## WHAT TO DO
Copy every one of the following rows word for word, leaving out the pictures.

-------------------------

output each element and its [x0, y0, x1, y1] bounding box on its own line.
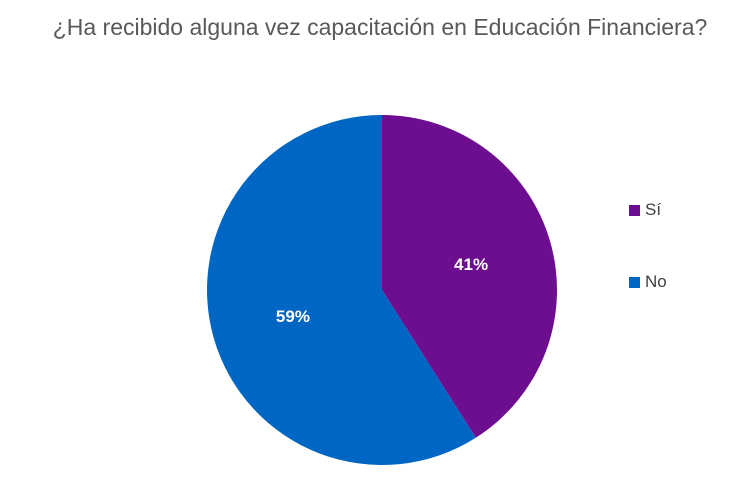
legend-swatch-no	[629, 276, 640, 288]
pie-slice-si	[382, 115, 557, 438]
legend-label-no: No	[645, 272, 667, 291]
pie-slices	[206, 115, 557, 465]
data-label-si: 41%	[454, 255, 488, 274]
pie-slice-no	[206, 115, 476, 465]
data-label-no: 59%	[276, 307, 310, 326]
legend: Sí No	[629, 198, 667, 342]
legend-label-si: Sí	[645, 200, 662, 219]
legend-item-no: No	[629, 270, 667, 294]
legend-swatch-si	[629, 204, 640, 216]
pie-data-labels: 41% 59%	[276, 255, 488, 326]
legend-item-si: Sí	[629, 198, 667, 222]
chart-title: ¿Ha recibido alguna vez capacitación en …	[52, 14, 708, 40]
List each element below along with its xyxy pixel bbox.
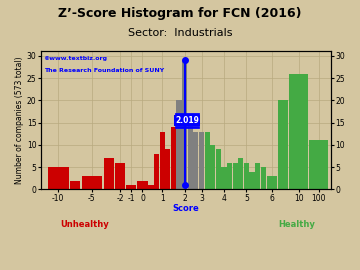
Y-axis label: Number of companies (573 total): Number of companies (573 total)	[15, 57, 24, 184]
Bar	[154, 154, 159, 190]
Bar	[309, 140, 328, 190]
Bar	[159, 131, 165, 190]
Bar	[176, 100, 181, 190]
Bar	[210, 145, 215, 190]
Bar	[171, 127, 176, 190]
Bar	[227, 163, 232, 190]
Bar	[126, 185, 136, 190]
Bar	[267, 176, 277, 190]
Bar	[48, 167, 68, 190]
Bar	[193, 131, 198, 190]
Bar	[261, 167, 266, 190]
Bar	[115, 163, 125, 190]
Bar	[70, 181, 80, 190]
Bar	[188, 114, 193, 190]
Text: Unhealthy: Unhealthy	[60, 220, 108, 229]
Bar	[249, 172, 255, 190]
Bar	[182, 60, 187, 190]
Text: 2.019: 2.019	[175, 116, 199, 125]
Bar	[238, 158, 243, 190]
Bar	[255, 163, 260, 190]
Bar	[244, 163, 249, 190]
Bar	[204, 131, 210, 190]
Bar	[216, 149, 221, 190]
Text: ©www.textbiz.org: ©www.textbiz.org	[44, 56, 108, 60]
Text: The Research Foundation of SUNY: The Research Foundation of SUNY	[44, 68, 164, 73]
Text: Healthy: Healthy	[278, 220, 315, 229]
Text: Sector:  Industrials: Sector: Industrials	[128, 28, 232, 38]
Bar	[233, 163, 238, 190]
Bar	[165, 149, 170, 190]
Text: Z’-Score Histogram for FCN (2016): Z’-Score Histogram for FCN (2016)	[58, 7, 302, 20]
Bar	[137, 181, 148, 190]
Bar	[199, 131, 204, 190]
Bar	[289, 74, 308, 190]
Bar	[148, 185, 153, 190]
Bar	[278, 100, 288, 190]
Bar	[82, 176, 102, 190]
X-axis label: Score: Score	[172, 204, 199, 213]
Bar	[104, 158, 114, 190]
Bar	[221, 167, 226, 190]
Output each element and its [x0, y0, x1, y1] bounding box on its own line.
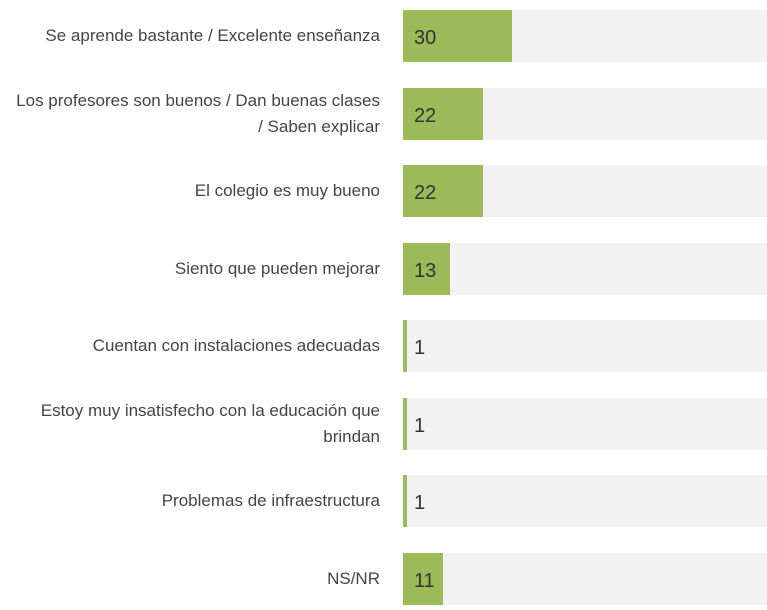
value-label: 30 — [414, 27, 437, 49]
label: El colegio es muy bueno — [194, 181, 380, 200]
bar — [403, 397, 407, 450]
value-label: 22 — [414, 182, 437, 204]
label: NS/NR — [327, 568, 380, 588]
value-label: 22 — [414, 104, 437, 127]
value-label: 1 — [414, 492, 426, 514]
label: Cuentan con instalaciones adecuadas — [92, 336, 380, 355]
value-label: 1 — [414, 414, 426, 437]
bar — [403, 165, 484, 217]
track — [403, 552, 767, 605]
value-label: 1 — [414, 337, 426, 359]
label: Estoy muy insatisfecho con la educación … — [40, 400, 380, 446]
label: Problemas de infraestructura — [161, 491, 380, 510]
label: Se aprende bastante / Excelente enseñanz… — [45, 26, 380, 45]
track — [403, 397, 767, 450]
label: Los profesores son buenos / Dan buenas c… — [16, 90, 380, 136]
bar — [403, 242, 451, 295]
label: Siento que pueden mejorar — [174, 258, 380, 278]
value-label: 11 — [414, 569, 435, 592]
track — [403, 475, 767, 527]
bar — [403, 87, 484, 140]
track — [403, 320, 767, 372]
bar — [403, 475, 407, 527]
value-label: 13 — [414, 259, 437, 282]
bar — [403, 10, 513, 62]
track — [403, 242, 767, 295]
bar — [403, 552, 444, 605]
bar — [403, 320, 407, 372]
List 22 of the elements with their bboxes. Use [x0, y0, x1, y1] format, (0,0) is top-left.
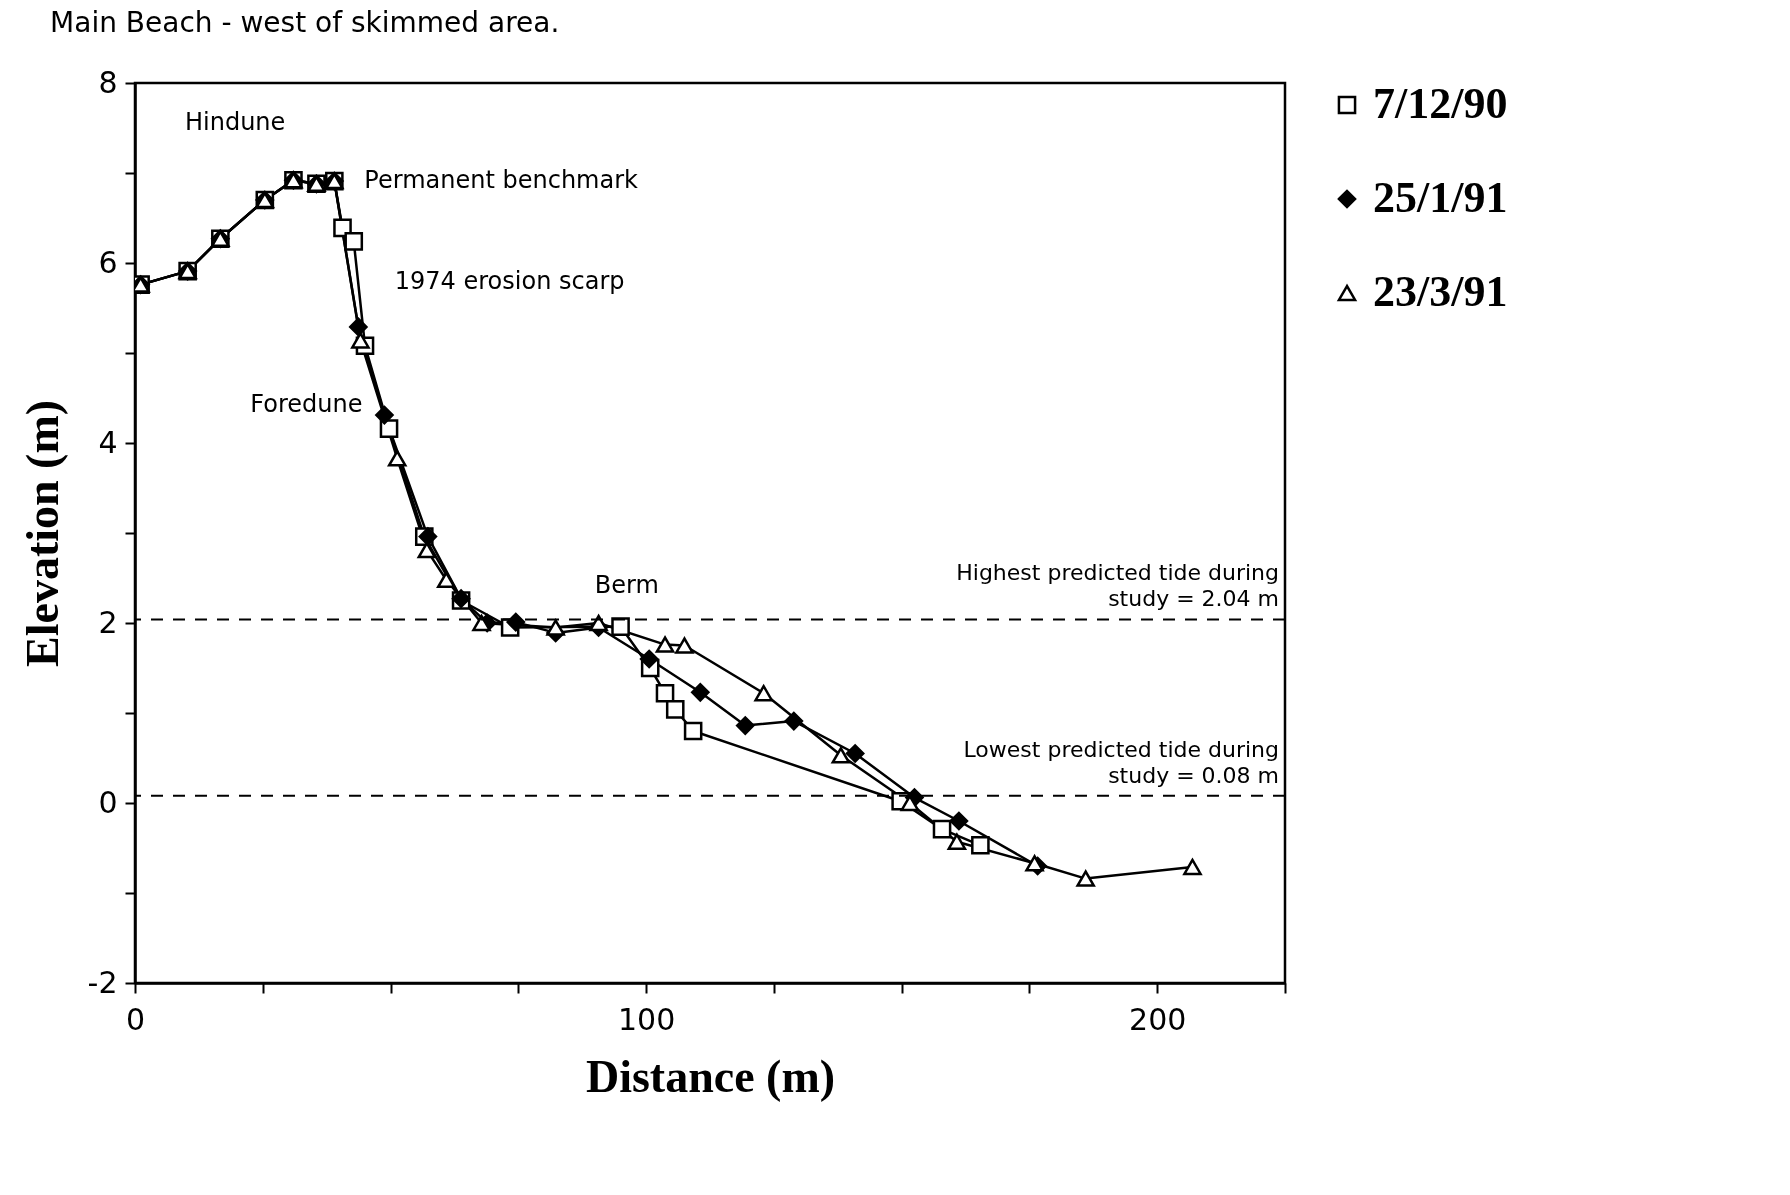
x-tick-label: 200: [1129, 1001, 1187, 1037]
annotation: Berm: [594, 571, 659, 599]
y-tick-label: 8: [98, 64, 118, 100]
x-axis-title: Distance (m): [585, 1050, 836, 1102]
y-tick-label: 6: [98, 244, 118, 280]
x-tick-label: 0: [125, 1001, 146, 1037]
annotation: Permanent benchmark: [364, 166, 639, 195]
legend-label: 25/1/91: [1373, 173, 1508, 222]
annotation: Foredune: [250, 390, 363, 419]
y-axis-title: Elevation (m): [16, 399, 68, 668]
annotation: 1974 erosion scarp: [394, 267, 625, 295]
legend-label: 7/12/90: [1373, 79, 1508, 128]
legend-label: 23/3/91: [1373, 267, 1508, 316]
ref-line-label: Highest predicted tide during study = 2.04 m: [956, 560, 1279, 612]
annotation: Hindune: [185, 108, 286, 136]
ref-line-label: Lowest predicted tide during study = 0.08 m: [963, 736, 1279, 788]
x-tick-label: 100: [617, 1001, 676, 1037]
y-tick-label: -2: [87, 964, 118, 1000]
y-tick-label: 4: [98, 424, 118, 460]
y-tick-label: 2: [98, 604, 118, 640]
y-tick-label: 0: [98, 784, 118, 820]
chart-title: Main Beach - west of skimmed area.: [50, 6, 560, 39]
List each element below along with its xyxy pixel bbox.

-------------------------

## EXPECTED ANSWER
output each element and its [x0, y0, x1, y1] bounding box on its own line.
legend-swatch-no	[629, 276, 640, 288]
pie-slice-si	[382, 115, 557, 438]
legend-label-no: No	[645, 272, 667, 291]
pie-slices	[206, 115, 557, 465]
data-label-si: 41%	[454, 255, 488, 274]
pie-slice-no	[206, 115, 476, 465]
data-label-no: 59%	[276, 307, 310, 326]
legend: Sí No	[629, 198, 667, 342]
legend-label-si: Sí	[645, 200, 662, 219]
legend-item-no: No	[629, 270, 667, 294]
legend-swatch-si	[629, 204, 640, 216]
pie-data-labels: 41% 59%	[276, 255, 488, 326]
legend-item-si: Sí	[629, 198, 667, 222]
chart-title: ¿Ha recibido alguna vez capacitación en …	[52, 14, 708, 40]
List each element below along with its xyxy pixel bbox.
Y-axis label: Number of companies (573 total): Number of companies (573 total)	[15, 57, 24, 184]
Bar	[154, 154, 159, 190]
Bar	[309, 140, 328, 190]
Bar	[159, 131, 165, 190]
Bar	[176, 100, 181, 190]
Bar	[210, 145, 215, 190]
Bar	[171, 127, 176, 190]
Bar	[227, 163, 232, 190]
Bar	[126, 185, 136, 190]
Bar	[267, 176, 277, 190]
Bar	[48, 167, 68, 190]
Bar	[193, 131, 198, 190]
Bar	[261, 167, 266, 190]
Bar	[115, 163, 125, 190]
Bar	[70, 181, 80, 190]
Bar	[188, 114, 193, 190]
Text: Unhealthy: Unhealthy	[60, 220, 108, 229]
Bar	[249, 172, 255, 190]
Bar	[182, 60, 187, 190]
Text: 2.019: 2.019	[175, 116, 199, 125]
Bar	[238, 158, 243, 190]
Bar	[255, 163, 260, 190]
Bar	[244, 163, 249, 190]
Bar	[204, 131, 210, 190]
Bar	[216, 149, 221, 190]
Text: ©www.textbiz.org: ©www.textbiz.org	[44, 56, 108, 60]
Text: The Research Foundation of SUNY: The Research Foundation of SUNY	[44, 68, 164, 73]
Text: Healthy: Healthy	[278, 220, 315, 229]
Text: Sector:  Industrials: Sector: Industrials	[128, 28, 232, 38]
Bar	[233, 163, 238, 190]
Bar	[165, 149, 170, 190]
Text: Z’-Score Histogram for FCN (2016): Z’-Score Histogram for FCN (2016)	[58, 7, 302, 20]
Bar	[137, 181, 148, 190]
Bar	[199, 131, 204, 190]
Bar	[289, 74, 308, 190]
Bar	[148, 185, 153, 190]
Bar	[278, 100, 288, 190]
Bar	[82, 176, 102, 190]
X-axis label: Score: Score	[172, 204, 199, 213]
Bar	[104, 158, 114, 190]
Bar	[221, 167, 226, 190]
Output each element and its [x0, y0, x1, y1] bounding box on its own line.
value-label: 30 — [414, 27, 437, 49]
label: El colegio es muy bueno — [194, 181, 380, 200]
bar — [403, 397, 407, 450]
value-label: 22 — [414, 182, 437, 204]
label: NS/NR — [327, 568, 380, 588]
value-label: 22 — [414, 104, 437, 127]
value-label: 1 — [414, 492, 426, 514]
label: Cuentan con instalaciones adecuadas — [92, 336, 380, 355]
value-label: 1 — [414, 414, 426, 437]
bar — [403, 165, 484, 217]
track — [403, 552, 767, 605]
value-label: 1 — [414, 337, 426, 359]
label: Estoy muy insatisfecho con la educación … — [40, 400, 380, 446]
label: Problemas de infraestructura — [161, 491, 380, 510]
label: Se aprende bastante / Excelente enseñanz… — [45, 26, 380, 45]
track — [403, 397, 767, 450]
label: Los profesores son buenos / Dan buenas c… — [16, 90, 380, 136]
bar — [403, 242, 451, 295]
label: Siento que pueden mejorar — [174, 258, 380, 278]
value-label: 11 — [414, 569, 435, 592]
track — [403, 475, 767, 527]
bar — [403, 87, 484, 140]
track — [403, 320, 767, 372]
bar — [403, 475, 407, 527]
value-label: 13 — [414, 259, 437, 282]
bar — [403, 10, 513, 62]
track — [403, 242, 767, 295]
bar — [403, 552, 444, 605]
bar — [403, 320, 407, 372]
List 22 of the elements with their bboxes. Use [x0, y0, x1, y1] format, (0,0) is top-left.
x-tick-label: 200: [1129, 1001, 1187, 1037]
annotation: Berm: [594, 571, 659, 599]
y-tick-label: 8: [98, 64, 118, 100]
x-axis-title: Distance (m): [585, 1050, 836, 1102]
y-tick-label: 6: [98, 244, 118, 280]
x-tick-label: 0: [125, 1001, 146, 1037]
annotation: Permanent benchmark: [364, 166, 639, 195]
legend-label: 25/1/91: [1373, 173, 1508, 222]
annotation: Foredune: [250, 390, 363, 419]
y-axis-title: Elevation (m): [16, 399, 68, 668]
annotation: 1974 erosion scarp: [394, 267, 625, 295]
legend-label: 7/12/90: [1373, 79, 1508, 128]
legend-label: 23/3/91: [1373, 267, 1508, 316]
ref-line-label: Highest predicted tide during study = 2.04 m: [956, 560, 1279, 612]
annotation: Hindune: [185, 108, 286, 136]
ref-line-label: Lowest predicted tide during study = 0.08 m: [963, 736, 1279, 788]
x-tick-label: 100: [617, 1001, 676, 1037]
y-tick-label: -2: [87, 964, 118, 1000]
y-tick-label: 4: [98, 424, 118, 460]
y-tick-label: 2: [98, 604, 118, 640]
y-tick-label: 0: [98, 784, 118, 820]
chart-title: Main Beach - west of skimmed area.: [50, 6, 560, 39]
List each element below along with its xyxy pixel bbox.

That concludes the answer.